_Work to complete_
Copy each line below that contains "this".
### Material to process
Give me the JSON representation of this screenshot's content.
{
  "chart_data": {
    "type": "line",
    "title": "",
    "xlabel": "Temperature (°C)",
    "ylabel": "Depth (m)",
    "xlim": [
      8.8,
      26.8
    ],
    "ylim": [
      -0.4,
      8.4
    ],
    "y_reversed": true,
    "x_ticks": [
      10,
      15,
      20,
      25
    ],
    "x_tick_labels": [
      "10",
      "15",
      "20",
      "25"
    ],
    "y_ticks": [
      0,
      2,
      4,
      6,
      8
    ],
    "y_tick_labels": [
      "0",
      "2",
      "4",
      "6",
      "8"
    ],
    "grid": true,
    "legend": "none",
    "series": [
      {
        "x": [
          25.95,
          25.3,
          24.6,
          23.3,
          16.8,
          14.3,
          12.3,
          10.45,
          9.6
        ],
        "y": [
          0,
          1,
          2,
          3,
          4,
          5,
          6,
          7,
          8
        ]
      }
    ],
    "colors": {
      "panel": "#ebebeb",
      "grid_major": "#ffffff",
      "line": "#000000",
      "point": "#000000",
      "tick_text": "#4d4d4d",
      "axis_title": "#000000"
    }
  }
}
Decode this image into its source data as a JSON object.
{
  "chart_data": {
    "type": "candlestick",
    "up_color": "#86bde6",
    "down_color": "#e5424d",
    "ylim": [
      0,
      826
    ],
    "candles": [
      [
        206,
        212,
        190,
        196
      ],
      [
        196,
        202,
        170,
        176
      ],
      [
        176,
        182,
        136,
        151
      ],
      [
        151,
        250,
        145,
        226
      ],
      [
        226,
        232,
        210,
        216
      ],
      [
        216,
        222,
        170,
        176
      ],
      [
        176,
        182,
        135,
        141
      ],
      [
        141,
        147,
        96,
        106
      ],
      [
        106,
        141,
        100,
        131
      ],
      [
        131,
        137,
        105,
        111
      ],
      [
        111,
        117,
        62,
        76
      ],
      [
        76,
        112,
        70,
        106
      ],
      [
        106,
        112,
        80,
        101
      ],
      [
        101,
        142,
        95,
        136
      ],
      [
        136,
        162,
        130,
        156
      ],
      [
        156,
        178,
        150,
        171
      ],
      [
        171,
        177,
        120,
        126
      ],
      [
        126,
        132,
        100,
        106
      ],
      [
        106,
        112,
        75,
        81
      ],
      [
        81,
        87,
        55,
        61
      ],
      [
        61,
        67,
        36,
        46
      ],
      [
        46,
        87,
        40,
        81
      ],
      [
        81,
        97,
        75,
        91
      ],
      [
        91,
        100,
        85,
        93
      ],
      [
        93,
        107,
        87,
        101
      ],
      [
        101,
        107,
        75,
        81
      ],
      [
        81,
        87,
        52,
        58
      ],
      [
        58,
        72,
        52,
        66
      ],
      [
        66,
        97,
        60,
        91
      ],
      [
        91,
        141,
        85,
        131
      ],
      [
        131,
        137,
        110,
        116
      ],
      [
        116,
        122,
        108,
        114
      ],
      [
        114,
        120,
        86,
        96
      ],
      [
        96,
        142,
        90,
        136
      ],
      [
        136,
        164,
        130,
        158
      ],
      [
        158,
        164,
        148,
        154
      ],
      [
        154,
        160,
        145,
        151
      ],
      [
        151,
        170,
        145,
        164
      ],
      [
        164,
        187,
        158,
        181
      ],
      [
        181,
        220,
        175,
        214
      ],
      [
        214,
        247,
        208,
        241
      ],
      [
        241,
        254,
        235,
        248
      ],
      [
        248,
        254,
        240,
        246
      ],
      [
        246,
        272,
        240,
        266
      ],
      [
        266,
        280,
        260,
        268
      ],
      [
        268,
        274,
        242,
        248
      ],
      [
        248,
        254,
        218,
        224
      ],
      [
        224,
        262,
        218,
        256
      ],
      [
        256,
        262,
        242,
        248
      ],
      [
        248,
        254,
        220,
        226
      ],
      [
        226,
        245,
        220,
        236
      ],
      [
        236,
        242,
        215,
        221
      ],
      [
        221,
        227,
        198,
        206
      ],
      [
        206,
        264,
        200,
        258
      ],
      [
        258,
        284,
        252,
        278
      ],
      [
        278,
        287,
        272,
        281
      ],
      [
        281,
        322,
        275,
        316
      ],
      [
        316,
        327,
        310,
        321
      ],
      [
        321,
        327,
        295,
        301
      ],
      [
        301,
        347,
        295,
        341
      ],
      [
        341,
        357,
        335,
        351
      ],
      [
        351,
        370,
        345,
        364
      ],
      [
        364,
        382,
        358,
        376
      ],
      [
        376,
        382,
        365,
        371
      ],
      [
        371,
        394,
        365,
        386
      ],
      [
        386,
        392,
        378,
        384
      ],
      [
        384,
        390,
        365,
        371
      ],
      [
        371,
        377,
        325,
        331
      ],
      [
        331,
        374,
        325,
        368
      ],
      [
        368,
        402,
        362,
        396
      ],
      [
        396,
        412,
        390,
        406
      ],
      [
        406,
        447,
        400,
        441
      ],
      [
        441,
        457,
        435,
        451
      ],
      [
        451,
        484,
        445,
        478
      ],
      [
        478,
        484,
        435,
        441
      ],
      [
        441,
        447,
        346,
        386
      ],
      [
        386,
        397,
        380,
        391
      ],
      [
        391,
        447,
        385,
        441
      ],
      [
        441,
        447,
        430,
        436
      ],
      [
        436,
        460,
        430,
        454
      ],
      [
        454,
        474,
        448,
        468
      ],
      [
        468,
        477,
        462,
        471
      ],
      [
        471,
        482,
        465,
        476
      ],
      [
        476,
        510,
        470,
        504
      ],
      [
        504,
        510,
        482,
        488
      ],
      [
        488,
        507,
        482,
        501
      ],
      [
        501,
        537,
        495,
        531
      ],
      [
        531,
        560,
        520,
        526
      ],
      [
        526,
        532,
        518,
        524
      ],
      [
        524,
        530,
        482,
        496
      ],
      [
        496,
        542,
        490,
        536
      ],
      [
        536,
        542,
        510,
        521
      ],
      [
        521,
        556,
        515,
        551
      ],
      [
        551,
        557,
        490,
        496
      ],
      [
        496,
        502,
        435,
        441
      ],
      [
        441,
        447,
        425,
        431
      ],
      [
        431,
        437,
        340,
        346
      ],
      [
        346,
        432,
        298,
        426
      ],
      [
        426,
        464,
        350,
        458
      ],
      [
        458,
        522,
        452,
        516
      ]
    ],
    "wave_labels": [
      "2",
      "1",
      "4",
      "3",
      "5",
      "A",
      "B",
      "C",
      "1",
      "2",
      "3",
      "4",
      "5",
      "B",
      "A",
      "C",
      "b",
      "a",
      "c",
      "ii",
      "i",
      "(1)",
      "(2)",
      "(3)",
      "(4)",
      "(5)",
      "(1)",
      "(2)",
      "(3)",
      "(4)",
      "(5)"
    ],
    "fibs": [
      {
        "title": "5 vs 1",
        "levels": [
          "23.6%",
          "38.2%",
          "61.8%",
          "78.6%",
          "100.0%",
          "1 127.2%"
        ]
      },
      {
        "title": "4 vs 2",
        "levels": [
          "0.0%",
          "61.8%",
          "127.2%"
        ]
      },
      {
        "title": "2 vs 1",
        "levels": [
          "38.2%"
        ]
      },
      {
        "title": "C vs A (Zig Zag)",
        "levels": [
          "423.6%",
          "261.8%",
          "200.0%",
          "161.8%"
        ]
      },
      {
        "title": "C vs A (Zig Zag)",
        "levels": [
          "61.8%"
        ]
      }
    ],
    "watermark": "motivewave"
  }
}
######
_Written answer_
Give me the JSON representation of this screenshot's content.
Decode this image into its source data as a JSON object.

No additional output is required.